**Work required**:
Print the records below word for word, starting at the line with "trace-point [189,429,193,433]" and ending with the line with "trace-point [307,432,311,436]", both of those lines included.

Stored records
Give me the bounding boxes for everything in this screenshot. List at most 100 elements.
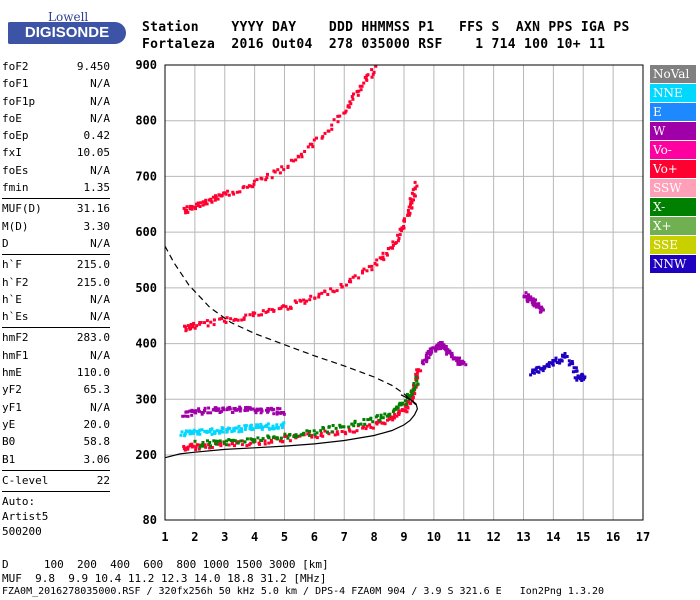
trace-point [189,429,193,433]
trace-point [196,432,200,436]
trace-point [213,430,217,434]
trace-point [456,362,460,366]
trace-point [371,420,375,424]
trace-point [233,317,237,321]
trace-point [330,430,334,434]
trace-point [327,425,331,429]
trace-point [221,430,225,434]
trace-point [307,432,311,436]
trace-point [533,368,536,372]
trace-point [267,436,271,440]
trace-point [313,433,317,437]
trace-point [197,409,201,413]
trace-point [317,292,321,296]
trace-point [434,349,438,353]
trace-point [212,318,216,322]
trace-point [440,342,444,346]
parameter-name: foF2 [2,60,29,73]
trace-point [315,431,319,435]
parameter-value: N/A [90,111,110,125]
trace-point [575,378,579,382]
trace-point [410,191,414,195]
parameter-name: MUF(D) [2,202,42,216]
parameter-group-virtual-heights: h`F 215.0 h`F2 215.0 h`E N/A h`Es N/A [2,256,110,325]
trace-point [200,428,204,432]
trace-point [323,289,327,293]
trace-point [419,369,423,373]
trace-point [281,439,285,443]
trace-point [201,203,205,207]
trace-point [255,408,259,412]
trace-point [336,114,340,118]
trace-point [292,435,296,439]
trace-point [296,434,299,438]
trace-point [437,342,441,346]
trace-point [359,88,363,92]
trace-point [203,202,207,206]
trace-point [256,436,260,440]
trace-point [197,407,201,411]
x-tick-label: 13 [516,530,530,544]
trace-point [340,425,344,429]
trace-point [220,429,223,433]
trace-point [260,427,264,431]
trace-point [527,293,530,297]
trace-point [529,298,533,302]
trace-point [382,421,385,425]
legend-item: W [650,122,696,140]
trace-point [310,142,314,146]
trace-point [405,392,409,396]
trace-point [344,109,348,113]
trace-point [258,425,262,429]
trace-point [305,429,309,433]
trace-point [398,233,402,237]
legend-item: NoVal [650,65,696,83]
trace-point [362,418,366,421]
trace-point [385,253,389,257]
trace-point [280,165,284,169]
trace-point [202,409,206,413]
trace-point [436,347,440,351]
trace-point [190,413,194,417]
trace-point [552,358,556,362]
trace-point [214,442,218,446]
trace-point [335,289,339,293]
trace-point [191,444,195,448]
trace-point [561,353,564,357]
parameter-row: h`F2 215.0 [2,274,110,291]
trace-point [413,194,417,198]
trace-point [286,164,290,168]
trace-point [336,120,340,124]
trace-point [227,193,231,197]
trace-point [240,427,243,431]
x-tick-label: 10 [427,530,441,544]
trace-point [326,293,330,296]
parameter-name: foE [2,111,22,125]
trace-point [319,432,323,435]
trace-point [391,410,395,414]
trace-point [396,233,400,237]
trace-point [534,298,537,302]
header-line-1: Station YYYY DAY DDD HHMMSS P1 FFS S AXN… [142,20,630,35]
parameter-row: h`Es N/A [2,308,110,325]
trace-point [235,408,239,412]
trace-point [199,201,203,205]
trace-point [526,300,530,304]
trace-point [317,295,321,299]
parameter-row: foEp 0.42 [2,127,110,144]
trace-point [190,410,194,413]
trace-point [192,431,195,435]
footer-d-label: D [2,558,9,571]
parameter-group-muf: MUF(D) 31.16 M(D) 3.30 D N/A [2,200,110,252]
trace-point [410,206,414,210]
trace-point [373,262,377,265]
trace-point [353,421,357,425]
trace-point [305,299,308,303]
trace-point [221,427,225,430]
trace-series [183,180,419,333]
x-tick-label: 6 [311,530,318,544]
trace-point [217,407,221,411]
virtual-height-profile-dashed [164,245,417,406]
parameter-value: 1.35 [83,181,111,195]
parameter-row: M(D) 3.30 [2,218,110,235]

**Reply to the exercise**:
trace-point [189,429,193,433]
trace-point [196,432,200,436]
trace-point [213,430,217,434]
trace-point [456,362,460,366]
trace-point [371,420,375,424]
trace-point [233,317,237,321]
trace-point [330,430,334,434]
trace-point [327,425,331,429]
trace-point [221,430,225,434]
trace-point [307,432,311,436]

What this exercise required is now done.